## Aim of the task
Go through the records and copy each line where the word "this" occurs.

[Entries taken from a collection]
>>

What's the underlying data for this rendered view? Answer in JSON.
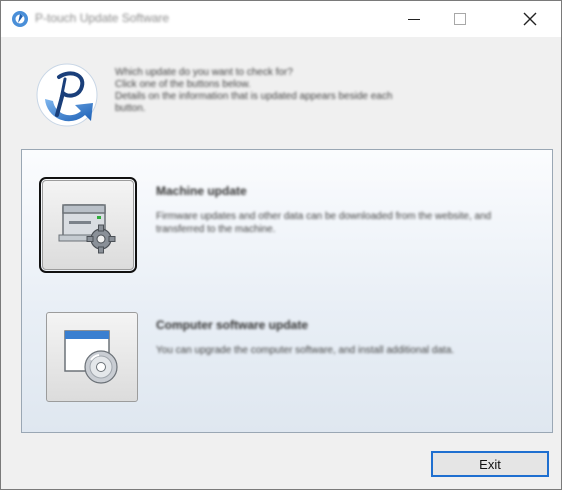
{
  "window": {
    "title": "P-touch Update Software",
    "controls": {
      "minimize": "minimize-icon",
      "maximize": "maximize-icon",
      "close": "close-icon"
    }
  },
  "intro": {
    "lines": [
      "Which update do you want to check for?",
      "Click one of the buttons below.",
      "Details on the information that is updated appears beside each",
      "button."
    ]
  },
  "options": [
    {
      "icon": "machine-settings-icon",
      "title": "Machine update",
      "description": "Firmware updates and other data can be downloaded from the website, and transferred to the machine."
    },
    {
      "icon": "computer-software-cd-icon",
      "title": "Computer software update",
      "description": "You can upgrade the computer software, and install additional data."
    }
  ],
  "footer": {
    "exit_label": "Exit"
  }
}
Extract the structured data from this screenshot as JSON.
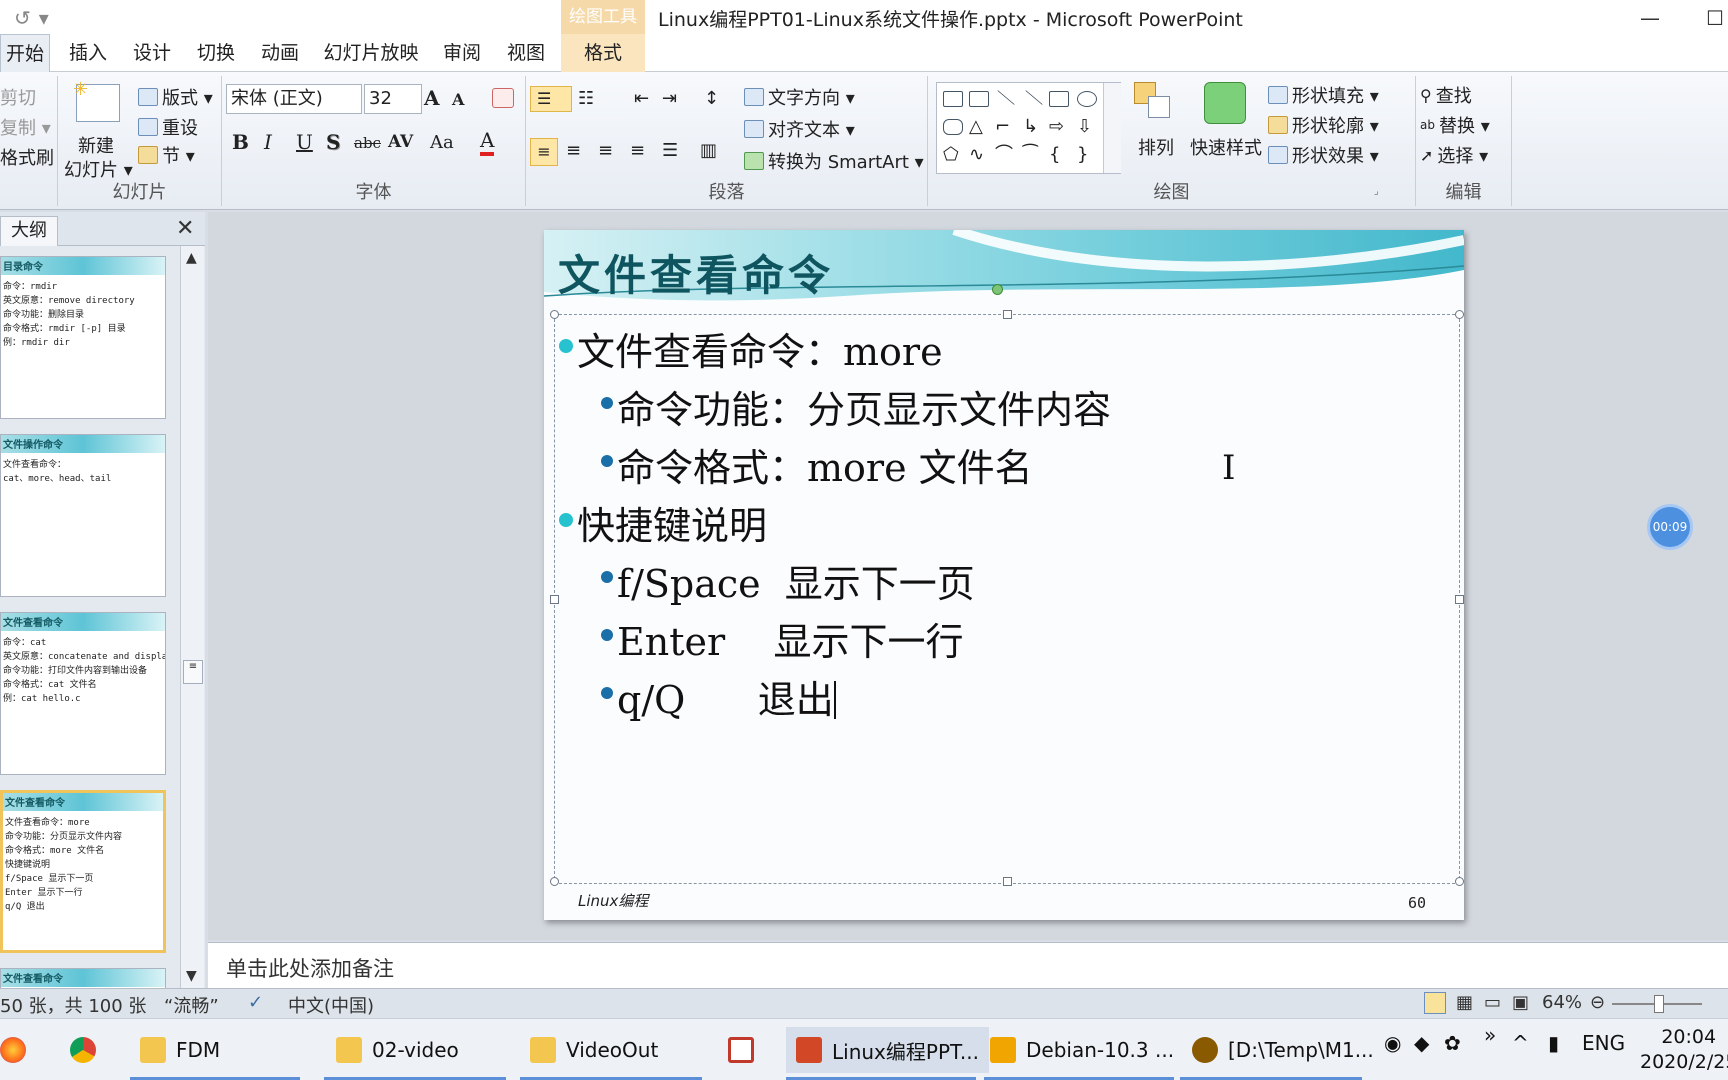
{
  "window": {
    "title": "Linux编程PPT01-Linux系统文件操作.pptx - Microsoft PowerPoint",
    "context_group": "绘图工具",
    "buttons": {
      "minimize": "—",
      "maximize": "☐"
    }
  },
  "quick_access": {
    "redo_icon": "↺",
    "more": "▾"
  },
  "tabs": [
    "开始",
    "插入",
    "设计",
    "切换",
    "动画",
    "幻灯片放映",
    "审阅",
    "视图",
    "格式"
  ],
  "ribbon": {
    "clipboard": {
      "cut": "剪切",
      "copy": "复制 ▾",
      "format_painter": "格式刷"
    },
    "slides": {
      "new_slide_1": "新建",
      "new_slide_2": "幻灯片 ▾",
      "layout": "版式 ▾",
      "reset": "重设",
      "section": "节 ▾",
      "label": "幻灯片"
    },
    "font": {
      "name": "宋体 (正文)",
      "size": "32",
      "label": "字体",
      "bold": "B",
      "italic": "I",
      "underline": "U",
      "shadow": "S",
      "strike": "abc",
      "spacing": "AV",
      "case": "Aa",
      "color": "A",
      "grow": "A",
      "shrink": "A"
    },
    "paragraph": {
      "text_direction": "文字方向 ▾",
      "align_text": "对齐文本 ▾",
      "smartart": "转换为 SmartArt ▾",
      "label": "段落"
    },
    "drawing": {
      "arrange": "排列",
      "quick_styles": "快速样式",
      "fill": "形状填充 ▾",
      "outline": "形状轮廓 ▾",
      "effects": "形状效果 ▾",
      "label": "绘图"
    },
    "editing": {
      "find": "查找",
      "replace": "替换 ▾",
      "select": "选择 ▾",
      "label": "编辑"
    }
  },
  "slides_pane": {
    "tab": "大纲",
    "close": "✕",
    "thumbnails": [
      {
        "title": "目录命令",
        "lines": [
          "命令：rmdir",
          "英文原意：remove directory",
          "命令功能：删除目录",
          "命令格式：rmdir [-p] 目录",
          "例：rmdir dir"
        ]
      },
      {
        "title": "文件操作命令",
        "lines": [
          "文件查看命令：",
          "cat、more、head、tail"
        ]
      },
      {
        "title": "文件查看命令",
        "lines": [
          "命令：cat",
          "英文原意：concatenate and display files",
          "命令功能：打印文件内容到输出设备",
          "命令格式：cat 文件名",
          "例：cat hello.c"
        ]
      },
      {
        "title": "文件查看命令",
        "lines": [
          "文件查看命令：more",
          "命令功能：分页显示文件内容",
          "命令格式：more 文件名",
          "快捷键说明",
          "f/Space  显示下一页",
          "Enter    显示下一行",
          "q/Q      退出"
        ]
      },
      {
        "title": "文件查看命令",
        "lines": []
      }
    ]
  },
  "slide": {
    "title": "文件查看命令",
    "bullets": [
      {
        "level": 1,
        "text": "文件查看命令：more"
      },
      {
        "level": 2,
        "text": "命令功能：分页显示文件内容"
      },
      {
        "level": 2,
        "text": "命令格式：more 文件名"
      },
      {
        "level": 1,
        "text": "快捷键说明"
      },
      {
        "level": 2,
        "text": "f/Space  显示下一页"
      },
      {
        "level": 2,
        "text": "Enter    显示下一行"
      },
      {
        "level": 2,
        "text": "q/Q      退出"
      }
    ],
    "footer_left": "Linux编程",
    "page_number": "60"
  },
  "timer_badge": "00:09",
  "notes_placeholder": "单击此处添加备注",
  "status_bar": {
    "slide_info": "50 张，共 100 张",
    "theme": "“流畅”",
    "language": "中文(中国)",
    "zoom": "64%"
  },
  "taskbar": {
    "items": [
      "FDM",
      "02-video",
      "VideoOut",
      "Linux编程PPT...",
      "Debian-10.3 ...",
      "[D:\\Temp\\M1..."
    ],
    "tray_lang": "ENG",
    "time": "20:04",
    "date": "2020/2/25"
  },
  "colors": {
    "accent_teal": "#27c2cf",
    "title_teal": "#0f5560",
    "context_tab": "#f5d9a8",
    "timer_blue": "#4e90e0"
  }
}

<<

## Final answer
What's the underlying data for this rendered view? Answer in JSON.
Extract the structured data from this screenshot as JSON.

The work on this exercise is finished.